▶ **WHAT YOU WILL DO**
Every entry below should be transcribed exactly; pictures stay out of the copy.

[Data records]
◇ ◇ ◇ ◇

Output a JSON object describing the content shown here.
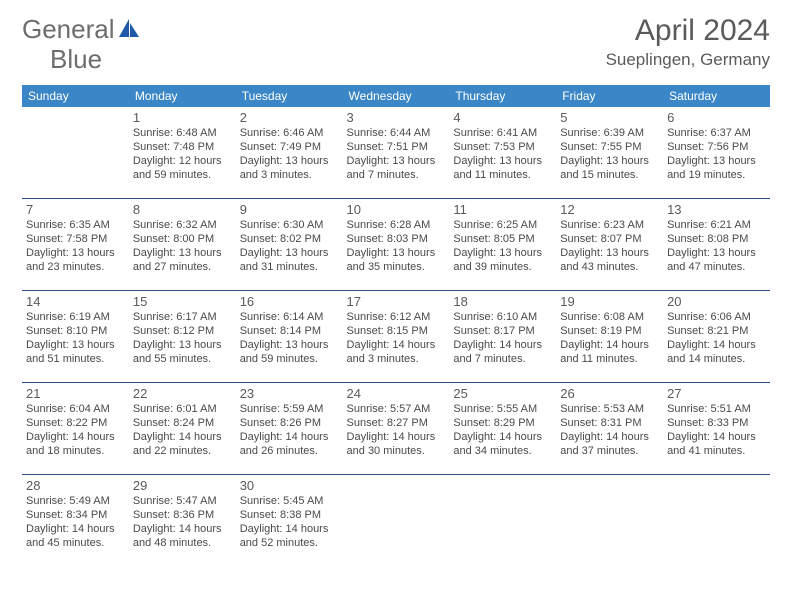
{
  "brand": {
    "part1": "General",
    "part2": "Blue"
  },
  "title": "April 2024",
  "location": "Sueplingen, Germany",
  "weekdays": [
    "Sunday",
    "Monday",
    "Tuesday",
    "Wednesday",
    "Thursday",
    "Friday",
    "Saturday"
  ],
  "colors": {
    "header_bg": "#3b86c6",
    "header_fg": "#ffffff",
    "rule": "#2b4c80",
    "brand_gray": "#6d6d6d",
    "brand_blue": "#1e5aa8",
    "text": "#4a4a4a"
  },
  "fonts": {
    "title_size": 30,
    "subtitle_size": 17,
    "weekday_size": 12,
    "daynum_size": 13,
    "cell_size": 11
  },
  "grid": [
    [
      {},
      {
        "num": "1",
        "sr": "Sunrise: 6:48 AM",
        "ss": "Sunset: 7:48 PM",
        "d1": "Daylight: 12 hours",
        "d2": "and 59 minutes."
      },
      {
        "num": "2",
        "sr": "Sunrise: 6:46 AM",
        "ss": "Sunset: 7:49 PM",
        "d1": "Daylight: 13 hours",
        "d2": "and 3 minutes."
      },
      {
        "num": "3",
        "sr": "Sunrise: 6:44 AM",
        "ss": "Sunset: 7:51 PM",
        "d1": "Daylight: 13 hours",
        "d2": "and 7 minutes."
      },
      {
        "num": "4",
        "sr": "Sunrise: 6:41 AM",
        "ss": "Sunset: 7:53 PM",
        "d1": "Daylight: 13 hours",
        "d2": "and 11 minutes."
      },
      {
        "num": "5",
        "sr": "Sunrise: 6:39 AM",
        "ss": "Sunset: 7:55 PM",
        "d1": "Daylight: 13 hours",
        "d2": "and 15 minutes."
      },
      {
        "num": "6",
        "sr": "Sunrise: 6:37 AM",
        "ss": "Sunset: 7:56 PM",
        "d1": "Daylight: 13 hours",
        "d2": "and 19 minutes."
      }
    ],
    [
      {
        "num": "7",
        "sr": "Sunrise: 6:35 AM",
        "ss": "Sunset: 7:58 PM",
        "d1": "Daylight: 13 hours",
        "d2": "and 23 minutes."
      },
      {
        "num": "8",
        "sr": "Sunrise: 6:32 AM",
        "ss": "Sunset: 8:00 PM",
        "d1": "Daylight: 13 hours",
        "d2": "and 27 minutes."
      },
      {
        "num": "9",
        "sr": "Sunrise: 6:30 AM",
        "ss": "Sunset: 8:02 PM",
        "d1": "Daylight: 13 hours",
        "d2": "and 31 minutes."
      },
      {
        "num": "10",
        "sr": "Sunrise: 6:28 AM",
        "ss": "Sunset: 8:03 PM",
        "d1": "Daylight: 13 hours",
        "d2": "and 35 minutes."
      },
      {
        "num": "11",
        "sr": "Sunrise: 6:25 AM",
        "ss": "Sunset: 8:05 PM",
        "d1": "Daylight: 13 hours",
        "d2": "and 39 minutes."
      },
      {
        "num": "12",
        "sr": "Sunrise: 6:23 AM",
        "ss": "Sunset: 8:07 PM",
        "d1": "Daylight: 13 hours",
        "d2": "and 43 minutes."
      },
      {
        "num": "13",
        "sr": "Sunrise: 6:21 AM",
        "ss": "Sunset: 8:08 PM",
        "d1": "Daylight: 13 hours",
        "d2": "and 47 minutes."
      }
    ],
    [
      {
        "num": "14",
        "sr": "Sunrise: 6:19 AM",
        "ss": "Sunset: 8:10 PM",
        "d1": "Daylight: 13 hours",
        "d2": "and 51 minutes."
      },
      {
        "num": "15",
        "sr": "Sunrise: 6:17 AM",
        "ss": "Sunset: 8:12 PM",
        "d1": "Daylight: 13 hours",
        "d2": "and 55 minutes."
      },
      {
        "num": "16",
        "sr": "Sunrise: 6:14 AM",
        "ss": "Sunset: 8:14 PM",
        "d1": "Daylight: 13 hours",
        "d2": "and 59 minutes."
      },
      {
        "num": "17",
        "sr": "Sunrise: 6:12 AM",
        "ss": "Sunset: 8:15 PM",
        "d1": "Daylight: 14 hours",
        "d2": "and 3 minutes."
      },
      {
        "num": "18",
        "sr": "Sunrise: 6:10 AM",
        "ss": "Sunset: 8:17 PM",
        "d1": "Daylight: 14 hours",
        "d2": "and 7 minutes."
      },
      {
        "num": "19",
        "sr": "Sunrise: 6:08 AM",
        "ss": "Sunset: 8:19 PM",
        "d1": "Daylight: 14 hours",
        "d2": "and 11 minutes."
      },
      {
        "num": "20",
        "sr": "Sunrise: 6:06 AM",
        "ss": "Sunset: 8:21 PM",
        "d1": "Daylight: 14 hours",
        "d2": "and 14 minutes."
      }
    ],
    [
      {
        "num": "21",
        "sr": "Sunrise: 6:04 AM",
        "ss": "Sunset: 8:22 PM",
        "d1": "Daylight: 14 hours",
        "d2": "and 18 minutes."
      },
      {
        "num": "22",
        "sr": "Sunrise: 6:01 AM",
        "ss": "Sunset: 8:24 PM",
        "d1": "Daylight: 14 hours",
        "d2": "and 22 minutes."
      },
      {
        "num": "23",
        "sr": "Sunrise: 5:59 AM",
        "ss": "Sunset: 8:26 PM",
        "d1": "Daylight: 14 hours",
        "d2": "and 26 minutes."
      },
      {
        "num": "24",
        "sr": "Sunrise: 5:57 AM",
        "ss": "Sunset: 8:27 PM",
        "d1": "Daylight: 14 hours",
        "d2": "and 30 minutes."
      },
      {
        "num": "25",
        "sr": "Sunrise: 5:55 AM",
        "ss": "Sunset: 8:29 PM",
        "d1": "Daylight: 14 hours",
        "d2": "and 34 minutes."
      },
      {
        "num": "26",
        "sr": "Sunrise: 5:53 AM",
        "ss": "Sunset: 8:31 PM",
        "d1": "Daylight: 14 hours",
        "d2": "and 37 minutes."
      },
      {
        "num": "27",
        "sr": "Sunrise: 5:51 AM",
        "ss": "Sunset: 8:33 PM",
        "d1": "Daylight: 14 hours",
        "d2": "and 41 minutes."
      }
    ],
    [
      {
        "num": "28",
        "sr": "Sunrise: 5:49 AM",
        "ss": "Sunset: 8:34 PM",
        "d1": "Daylight: 14 hours",
        "d2": "and 45 minutes."
      },
      {
        "num": "29",
        "sr": "Sunrise: 5:47 AM",
        "ss": "Sunset: 8:36 PM",
        "d1": "Daylight: 14 hours",
        "d2": "and 48 minutes."
      },
      {
        "num": "30",
        "sr": "Sunrise: 5:45 AM",
        "ss": "Sunset: 8:38 PM",
        "d1": "Daylight: 14 hours",
        "d2": "and 52 minutes."
      },
      {},
      {},
      {},
      {}
    ]
  ]
}
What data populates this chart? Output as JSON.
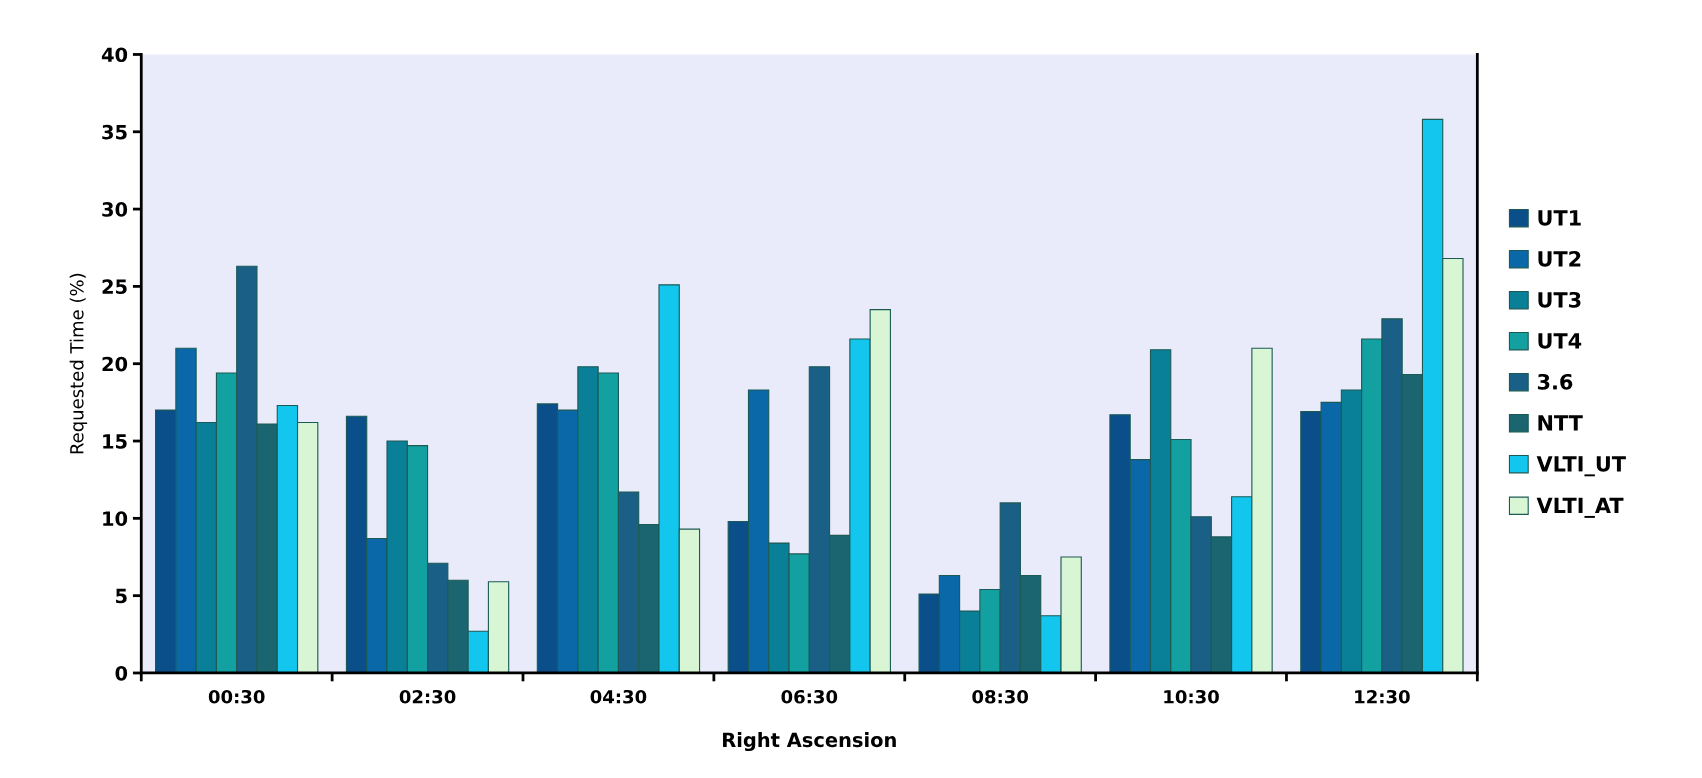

◇ ◇ ◇ ◇

▶ **WRITTEN RESPONSE**
Output a JSON object describing the content shown here.
{
  "brand": {
    "part1": "General",
    "part2": "Blue"
  },
  "title": "April 2024",
  "location": "Sueplingen, Germany",
  "weekdays": [
    "Sunday",
    "Monday",
    "Tuesday",
    "Wednesday",
    "Thursday",
    "Friday",
    "Saturday"
  ],
  "colors": {
    "header_bg": "#3b86c6",
    "header_fg": "#ffffff",
    "rule": "#2b4c80",
    "brand_gray": "#6d6d6d",
    "brand_blue": "#1e5aa8",
    "text": "#4a4a4a"
  },
  "fonts": {
    "title_size": 30,
    "subtitle_size": 17,
    "weekday_size": 12,
    "daynum_size": 13,
    "cell_size": 11
  },
  "grid": [
    [
      {},
      {
        "num": "1",
        "sr": "Sunrise: 6:48 AM",
        "ss": "Sunset: 7:48 PM",
        "d1": "Daylight: 12 hours",
        "d2": "and 59 minutes."
      },
      {
        "num": "2",
        "sr": "Sunrise: 6:46 AM",
        "ss": "Sunset: 7:49 PM",
        "d1": "Daylight: 13 hours",
        "d2": "and 3 minutes."
      },
      {
        "num": "3",
        "sr": "Sunrise: 6:44 AM",
        "ss": "Sunset: 7:51 PM",
        "d1": "Daylight: 13 hours",
        "d2": "and 7 minutes."
      },
      {
        "num": "4",
        "sr": "Sunrise: 6:41 AM",
        "ss": "Sunset: 7:53 PM",
        "d1": "Daylight: 13 hours",
        "d2": "and 11 minutes."
      },
      {
        "num": "5",
        "sr": "Sunrise: 6:39 AM",
        "ss": "Sunset: 7:55 PM",
        "d1": "Daylight: 13 hours",
        "d2": "and 15 minutes."
      },
      {
        "num": "6",
        "sr": "Sunrise: 6:37 AM",
        "ss": "Sunset: 7:56 PM",
        "d1": "Daylight: 13 hours",
        "d2": "and 19 minutes."
      }
    ],
    [
      {
        "num": "7",
        "sr": "Sunrise: 6:35 AM",
        "ss": "Sunset: 7:58 PM",
        "d1": "Daylight: 13 hours",
        "d2": "and 23 minutes."
      },
      {
        "num": "8",
        "sr": "Sunrise: 6:32 AM",
        "ss": "Sunset: 8:00 PM",
        "d1": "Daylight: 13 hours",
        "d2": "and 27 minutes."
      },
      {
        "num": "9",
        "sr": "Sunrise: 6:30 AM",
        "ss": "Sunset: 8:02 PM",
        "d1": "Daylight: 13 hours",
        "d2": "and 31 minutes."
      },
      {
        "num": "10",
        "sr": "Sunrise: 6:28 AM",
        "ss": "Sunset: 8:03 PM",
        "d1": "Daylight: 13 hours",
        "d2": "and 35 minutes."
      },
      {
        "num": "11",
        "sr": "Sunrise: 6:25 AM",
        "ss": "Sunset: 8:05 PM",
        "d1": "Daylight: 13 hours",
        "d2": "and 39 minutes."
      },
      {
        "num": "12",
        "sr": "Sunrise: 6:23 AM",
        "ss": "Sunset: 8:07 PM",
        "d1": "Daylight: 13 hours",
        "d2": "and 43 minutes."
      },
      {
        "num": "13",
        "sr": "Sunrise: 6:21 AM",
        "ss": "Sunset: 8:08 PM",
        "d1": "Daylight: 13 hours",
        "d2": "and 47 minutes."
      }
    ],
    [
      {
        "num": "14",
        "sr": "Sunrise: 6:19 AM",
        "ss": "Sunset: 8:10 PM",
        "d1": "Daylight: 13 hours",
        "d2": "and 51 minutes."
      },
      {
        "num": "15",
        "sr": "Sunrise: 6:17 AM",
        "ss": "Sunset: 8:12 PM",
        "d1": "Daylight: 13 hours",
        "d2": "and 55 minutes."
      },
      {
        "num": "16",
        "sr": "Sunrise: 6:14 AM",
        "ss": "Sunset: 8:14 PM",
        "d1": "Daylight: 13 hours",
        "d2": "and 59 minutes."
      },
      {
        "num": "17",
        "sr": "Sunrise: 6:12 AM",
        "ss": "Sunset: 8:15 PM",
        "d1": "Daylight: 14 hours",
        "d2": "and 3 minutes."
      },
      {
        "num": "18",
        "sr": "Sunrise: 6:10 AM",
        "ss": "Sunset: 8:17 PM",
        "d1": "Daylight: 14 hours",
        "d2": "and 7 minutes."
      },
      {
        "num": "19",
        "sr": "Sunrise: 6:08 AM",
        "ss": "Sunset: 8:19 PM",
        "d1": "Daylight: 14 hours",
        "d2": "and 11 minutes."
      },
      {
        "num": "20",
        "sr": "Sunrise: 6:06 AM",
        "ss": "Sunset: 8:21 PM",
        "d1": "Daylight: 14 hours",
        "d2": "and 14 minutes."
      }
    ],
    [
      {
        "num": "21",
        "sr": "Sunrise: 6:04 AM",
        "ss": "Sunset: 8:22 PM",
        "d1": "Daylight: 14 hours",
        "d2": "and 18 minutes."
      },
      {
        "num": "22",
        "sr": "Sunrise: 6:01 AM",
        "ss": "Sunset: 8:24 PM",
        "d1": "Daylight: 14 hours",
        "d2": "and 22 minutes."
      },
      {
        "num": "23",
        "sr": "Sunrise: 5:59 AM",
        "ss": "Sunset: 8:26 PM",
        "d1": "Daylight: 14 hours",
        "d2": "and 26 minutes."
      },
      {
        "num": "24",
        "sr": "Sunrise: 5:57 AM",
        "ss": "Sunset: 8:27 PM",
        "d1": "Daylight: 14 hours",
        "d2": "and 30 minutes."
      },
      {
        "num": "25",
        "sr": "Sunrise: 5:55 AM",
        "ss": "Sunset: 8:29 PM",
        "d1": "Daylight: 14 hours",
        "d2": "and 34 minutes."
      },
      {
        "num": "26",
        "sr": "Sunrise: 5:53 AM",
        "ss": "Sunset: 8:31 PM",
        "d1": "Daylight: 14 hours",
        "d2": "and 37 minutes."
      },
      {
        "num": "27",
        "sr": "Sunrise: 5:51 AM",
        "ss": "Sunset: 8:33 PM",
        "d1": "Daylight: 14 hours",
        "d2": "and 41 minutes."
      }
    ],
    [
      {
        "num": "28",
        "sr": "Sunrise: 5:49 AM",
        "ss": "Sunset: 8:34 PM",
        "d1": "Daylight: 14 hours",
        "d2": "and 45 minutes."
      },
      {
        "num": "29",
        "sr": "Sunrise: 5:47 AM",
        "ss": "Sunset: 8:36 PM",
        "d1": "Daylight: 14 hours",
        "d2": "and 48 minutes."
      },
      {
        "num": "30",
        "sr": "Sunrise: 5:45 AM",
        "ss": "Sunset: 8:38 PM",
        "d1": "Daylight: 14 hours",
        "d2": "and 52 minutes."
      },
      {},
      {},
      {},
      {}
    ]
  ]
}
What data populates this chart? Output as JSON.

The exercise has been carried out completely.